**AIM**: Determine how many lines of this material contain "data". Give only the number.

[Records that describe figures]
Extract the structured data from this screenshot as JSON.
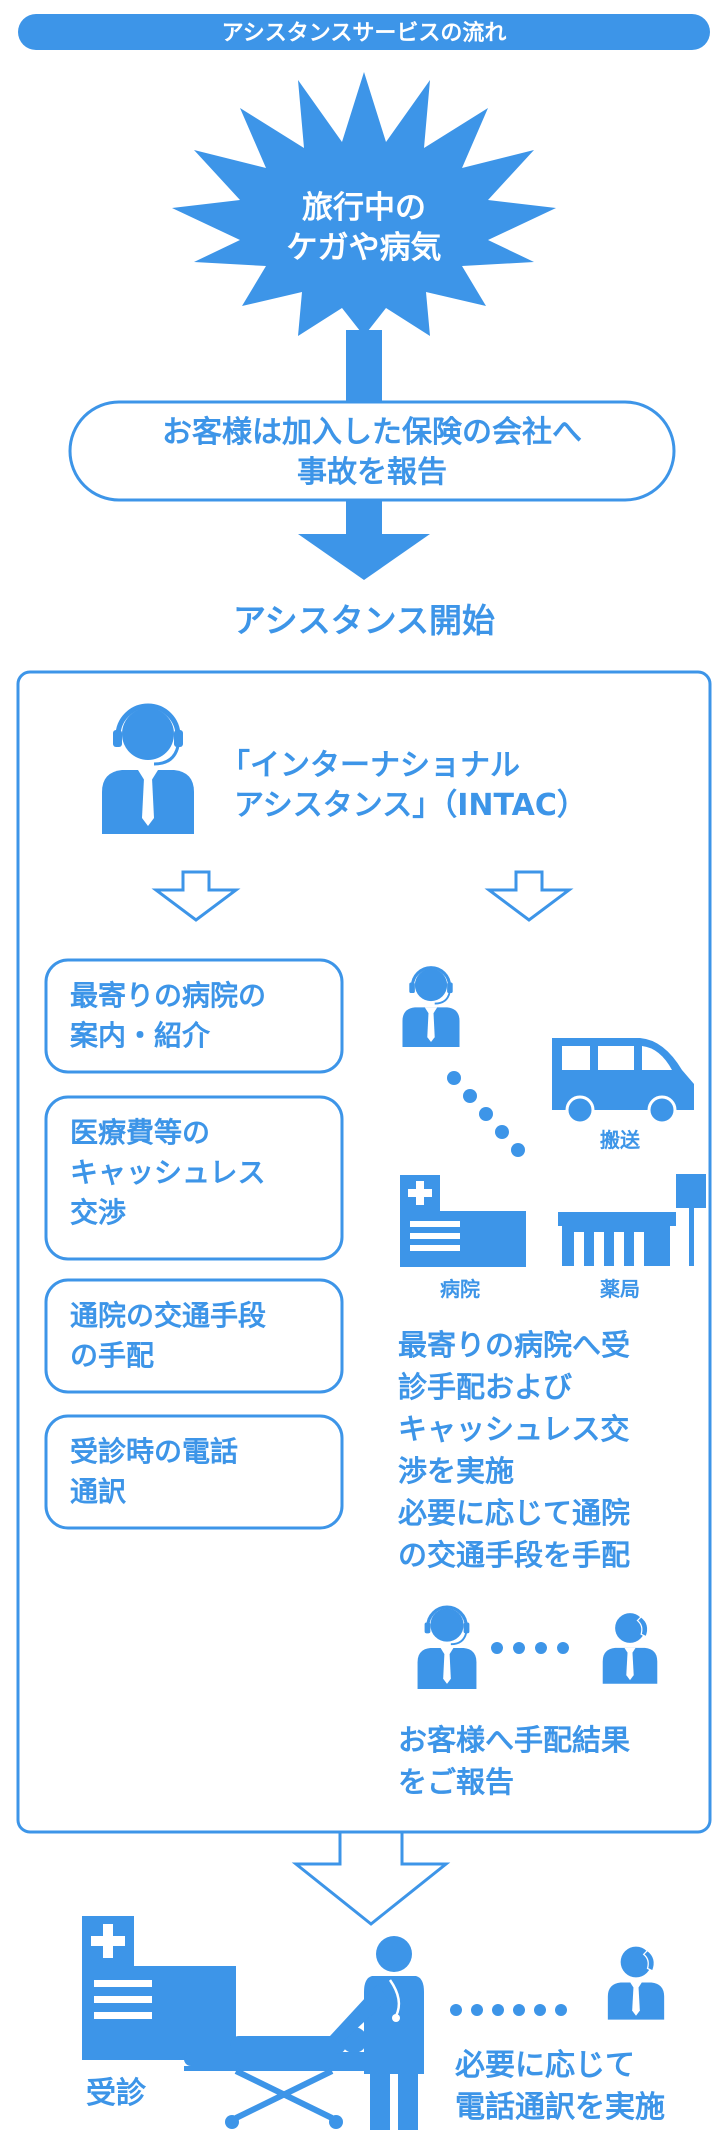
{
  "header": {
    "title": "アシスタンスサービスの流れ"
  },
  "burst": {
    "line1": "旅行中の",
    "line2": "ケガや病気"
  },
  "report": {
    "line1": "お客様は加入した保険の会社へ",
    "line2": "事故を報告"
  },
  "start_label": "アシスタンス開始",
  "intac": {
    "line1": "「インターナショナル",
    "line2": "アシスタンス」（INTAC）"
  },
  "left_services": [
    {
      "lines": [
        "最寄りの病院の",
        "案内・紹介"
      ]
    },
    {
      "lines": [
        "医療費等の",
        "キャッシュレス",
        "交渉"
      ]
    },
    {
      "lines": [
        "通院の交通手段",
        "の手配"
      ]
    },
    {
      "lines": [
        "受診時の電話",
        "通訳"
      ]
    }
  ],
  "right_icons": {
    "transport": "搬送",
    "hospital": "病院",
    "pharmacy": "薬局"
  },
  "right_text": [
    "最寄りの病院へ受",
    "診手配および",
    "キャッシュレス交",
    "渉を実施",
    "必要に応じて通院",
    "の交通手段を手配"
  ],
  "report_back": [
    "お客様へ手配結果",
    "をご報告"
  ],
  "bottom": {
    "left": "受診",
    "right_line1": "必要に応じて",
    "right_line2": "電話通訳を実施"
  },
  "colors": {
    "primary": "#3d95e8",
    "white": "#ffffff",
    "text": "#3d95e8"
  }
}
* * *
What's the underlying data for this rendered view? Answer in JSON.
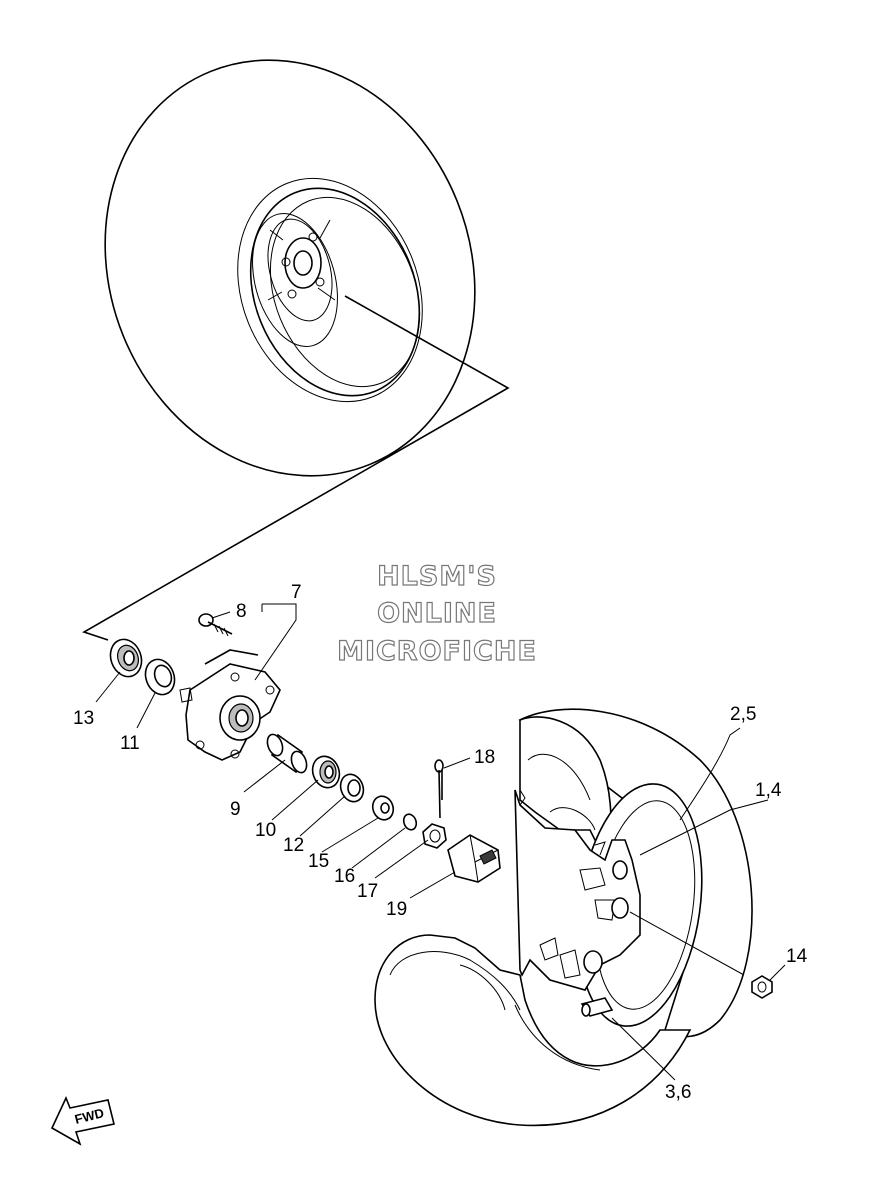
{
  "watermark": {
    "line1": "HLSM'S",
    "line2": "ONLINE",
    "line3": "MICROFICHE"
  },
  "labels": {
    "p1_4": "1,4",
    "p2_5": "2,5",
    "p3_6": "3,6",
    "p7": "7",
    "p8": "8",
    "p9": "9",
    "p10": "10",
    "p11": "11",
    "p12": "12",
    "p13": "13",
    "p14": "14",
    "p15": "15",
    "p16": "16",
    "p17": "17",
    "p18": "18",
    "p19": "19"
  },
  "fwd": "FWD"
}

**OUTPUT FOR THIS TASK**: 2